Task brief
Scan the data below for the string "Chest". Show every line where it turns up.

##### Records for the task

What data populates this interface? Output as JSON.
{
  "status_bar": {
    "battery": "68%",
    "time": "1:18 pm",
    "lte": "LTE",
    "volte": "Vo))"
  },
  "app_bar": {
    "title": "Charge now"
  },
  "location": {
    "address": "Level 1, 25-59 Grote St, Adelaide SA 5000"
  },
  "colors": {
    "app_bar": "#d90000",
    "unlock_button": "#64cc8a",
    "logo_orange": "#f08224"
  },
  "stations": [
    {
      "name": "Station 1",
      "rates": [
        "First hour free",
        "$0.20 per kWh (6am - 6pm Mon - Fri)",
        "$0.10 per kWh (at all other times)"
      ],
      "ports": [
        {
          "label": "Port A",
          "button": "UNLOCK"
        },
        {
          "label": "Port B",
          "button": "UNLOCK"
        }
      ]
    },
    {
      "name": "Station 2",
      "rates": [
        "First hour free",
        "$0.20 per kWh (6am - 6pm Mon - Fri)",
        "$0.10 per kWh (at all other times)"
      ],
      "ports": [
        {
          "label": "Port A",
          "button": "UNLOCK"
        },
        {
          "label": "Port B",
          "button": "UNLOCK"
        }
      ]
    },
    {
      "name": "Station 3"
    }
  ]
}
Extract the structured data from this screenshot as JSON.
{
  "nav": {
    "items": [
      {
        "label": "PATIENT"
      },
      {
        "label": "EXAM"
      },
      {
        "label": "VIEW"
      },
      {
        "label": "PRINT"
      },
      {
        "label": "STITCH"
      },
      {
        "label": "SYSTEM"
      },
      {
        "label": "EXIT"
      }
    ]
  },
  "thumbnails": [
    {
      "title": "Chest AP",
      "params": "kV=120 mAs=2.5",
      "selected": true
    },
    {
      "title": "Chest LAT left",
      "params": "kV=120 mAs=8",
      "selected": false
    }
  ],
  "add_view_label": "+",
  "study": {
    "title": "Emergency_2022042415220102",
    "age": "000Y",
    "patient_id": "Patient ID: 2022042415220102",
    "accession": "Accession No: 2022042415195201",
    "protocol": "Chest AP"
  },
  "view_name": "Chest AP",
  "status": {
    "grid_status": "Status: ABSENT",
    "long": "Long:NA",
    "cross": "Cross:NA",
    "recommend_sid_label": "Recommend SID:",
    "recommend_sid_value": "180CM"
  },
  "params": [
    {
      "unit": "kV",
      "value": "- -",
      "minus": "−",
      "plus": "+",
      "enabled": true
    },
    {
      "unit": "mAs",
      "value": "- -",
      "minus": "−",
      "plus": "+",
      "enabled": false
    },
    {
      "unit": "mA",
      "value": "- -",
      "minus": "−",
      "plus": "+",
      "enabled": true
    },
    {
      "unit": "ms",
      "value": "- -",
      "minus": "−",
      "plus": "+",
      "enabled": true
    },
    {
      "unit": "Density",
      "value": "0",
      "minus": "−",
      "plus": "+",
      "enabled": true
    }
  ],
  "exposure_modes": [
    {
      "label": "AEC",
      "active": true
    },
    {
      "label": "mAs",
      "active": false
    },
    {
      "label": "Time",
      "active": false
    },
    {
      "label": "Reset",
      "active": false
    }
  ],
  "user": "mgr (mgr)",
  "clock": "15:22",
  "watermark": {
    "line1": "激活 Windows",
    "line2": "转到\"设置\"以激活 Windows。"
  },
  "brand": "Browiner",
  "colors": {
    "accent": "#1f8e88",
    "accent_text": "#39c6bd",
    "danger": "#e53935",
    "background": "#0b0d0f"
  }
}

##########

Answer for this exercise
      "title": "Chest AP",
      "title": "Chest LAT left",
    "protocol": "Chest AP"
  "view_name": "Chest AP",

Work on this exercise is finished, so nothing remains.